▶ **DATA SUPPLIED**:
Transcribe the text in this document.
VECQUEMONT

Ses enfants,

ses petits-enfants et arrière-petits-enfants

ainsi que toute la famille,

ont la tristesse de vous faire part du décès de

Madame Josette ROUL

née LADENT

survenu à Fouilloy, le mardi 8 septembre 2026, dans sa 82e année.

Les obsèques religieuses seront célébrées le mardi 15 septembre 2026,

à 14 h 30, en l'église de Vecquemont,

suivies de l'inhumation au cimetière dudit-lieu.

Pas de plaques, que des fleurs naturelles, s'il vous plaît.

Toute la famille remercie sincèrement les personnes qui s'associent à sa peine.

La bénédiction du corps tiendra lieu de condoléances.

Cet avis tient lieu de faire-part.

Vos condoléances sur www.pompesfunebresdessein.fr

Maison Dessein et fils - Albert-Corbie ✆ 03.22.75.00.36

▶ **WORK TO DO**:
Every record above must be duplicated exactly.

▶ **FULL RESPONSE**:
Transcribe the text in this document.
VECQUEMONT

Ses enfants,

ses petits-enfants et arrière-petits-enfants

ainsi que toute la famille,

ont la tristesse de vous faire part du décès de

Madame Josette ROUL

née LADENT

survenu à Fouilloy, le mardi 8 septembre 2026, dans sa 82e année.

Les obsèques religieuses seront célébrées le mardi 15 septembre 2026,

à 14 h 30, en l'église de Vecquemont,

suivies de l'inhumation au cimetière dudit-lieu.

Pas de plaques, que des fleurs naturelles, s'il vous plaît.

Toute la famille remercie sincèrement les personnes qui s'associent à sa peine.

La bénédiction du corps tiendra lieu de condoléances.

Cet avis tient lieu de faire-part.

Vos condoléances sur www.pompesfunebresdessein.fr

Maison Dessein et fils - Albert-Corbie ✆ 03.22.75.00.36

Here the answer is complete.